Stored records:
>>

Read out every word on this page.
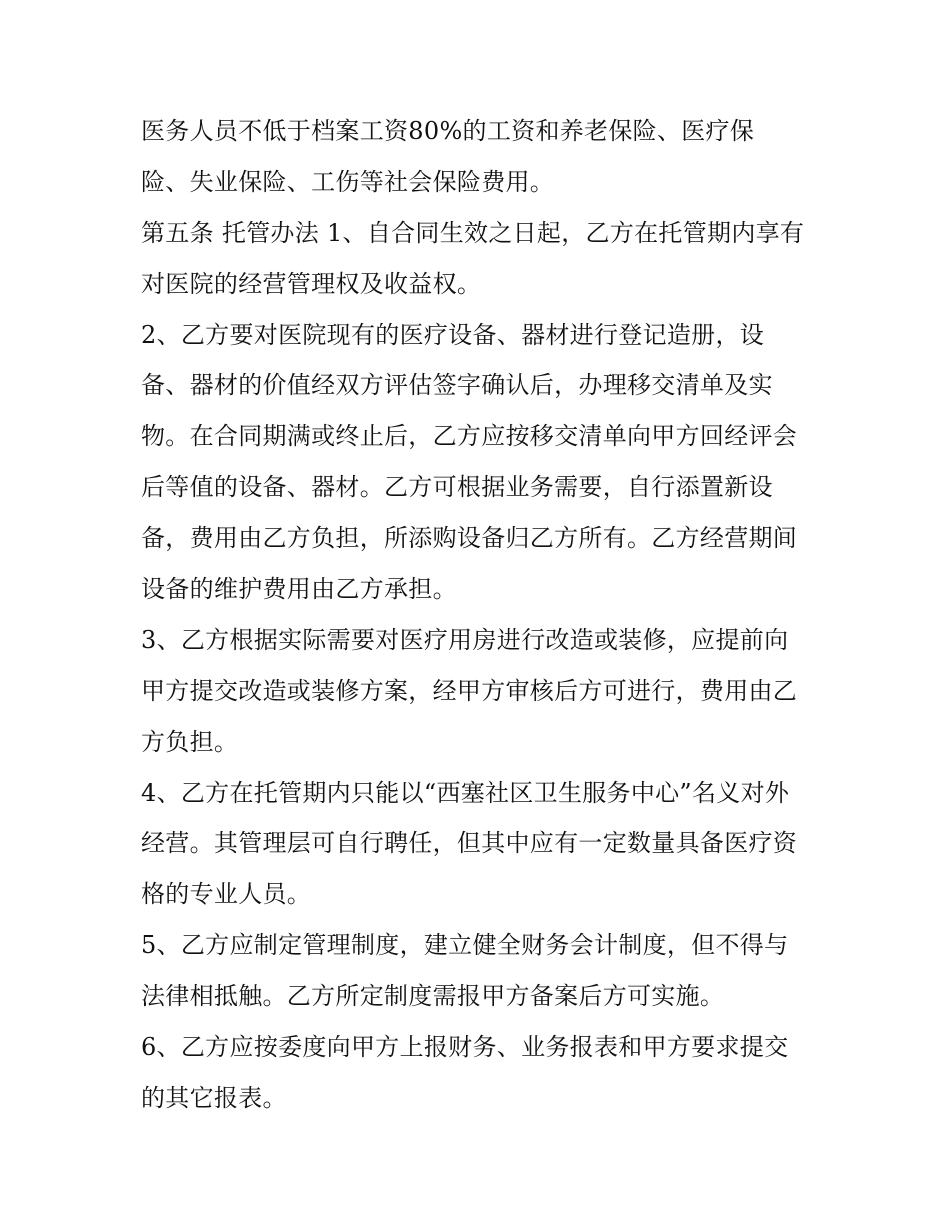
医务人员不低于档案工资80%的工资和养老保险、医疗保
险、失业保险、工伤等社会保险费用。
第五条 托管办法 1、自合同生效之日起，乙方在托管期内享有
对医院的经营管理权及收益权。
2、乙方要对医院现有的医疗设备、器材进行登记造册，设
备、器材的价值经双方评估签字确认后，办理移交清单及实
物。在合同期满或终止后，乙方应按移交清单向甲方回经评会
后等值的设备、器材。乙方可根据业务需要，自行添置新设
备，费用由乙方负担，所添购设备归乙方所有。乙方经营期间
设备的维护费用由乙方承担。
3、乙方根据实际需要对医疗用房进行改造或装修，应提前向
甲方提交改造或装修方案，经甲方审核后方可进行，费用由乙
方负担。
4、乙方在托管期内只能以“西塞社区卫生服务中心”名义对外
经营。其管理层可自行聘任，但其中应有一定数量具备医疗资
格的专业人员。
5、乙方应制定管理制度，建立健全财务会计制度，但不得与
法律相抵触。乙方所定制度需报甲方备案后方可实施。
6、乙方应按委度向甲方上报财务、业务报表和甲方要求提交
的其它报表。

<<

Word for word, quote the full listing, omitting every picture.

> [Solved problem]
Read out every word on this page.
医务人员不低于档案工资80%的工资和养老保险、医疗保
险、失业保险、工伤等社会保险费用。
第五条 托管办法 1、自合同生效之日起，乙方在托管期内享有
对医院的经营管理权及收益权。
2、乙方要对医院现有的医疗设备、器材进行登记造册，设
备、器材的价值经双方评估签字确认后，办理移交清单及实
物。在合同期满或终止后，乙方应按移交清单向甲方回经评会
后等值的设备、器材。乙方可根据业务需要，自行添置新设
备，费用由乙方负担，所添购设备归乙方所有。乙方经营期间
设备的维护费用由乙方承担。
3、乙方根据实际需要对医疗用房进行改造或装修，应提前向
甲方提交改造或装修方案，经甲方审核后方可进行，费用由乙
方负担。
4、乙方在托管期内只能以“西塞社区卫生服务中心”名义对外
经营。其管理层可自行聘任，但其中应有一定数量具备医疗资
格的专业人员。
5、乙方应制定管理制度，建立健全财务会计制度，但不得与
法律相抵触。乙方所定制度需报甲方备案后方可实施。
6、乙方应按委度向甲方上报财务、业务报表和甲方要求提交
的其它报表。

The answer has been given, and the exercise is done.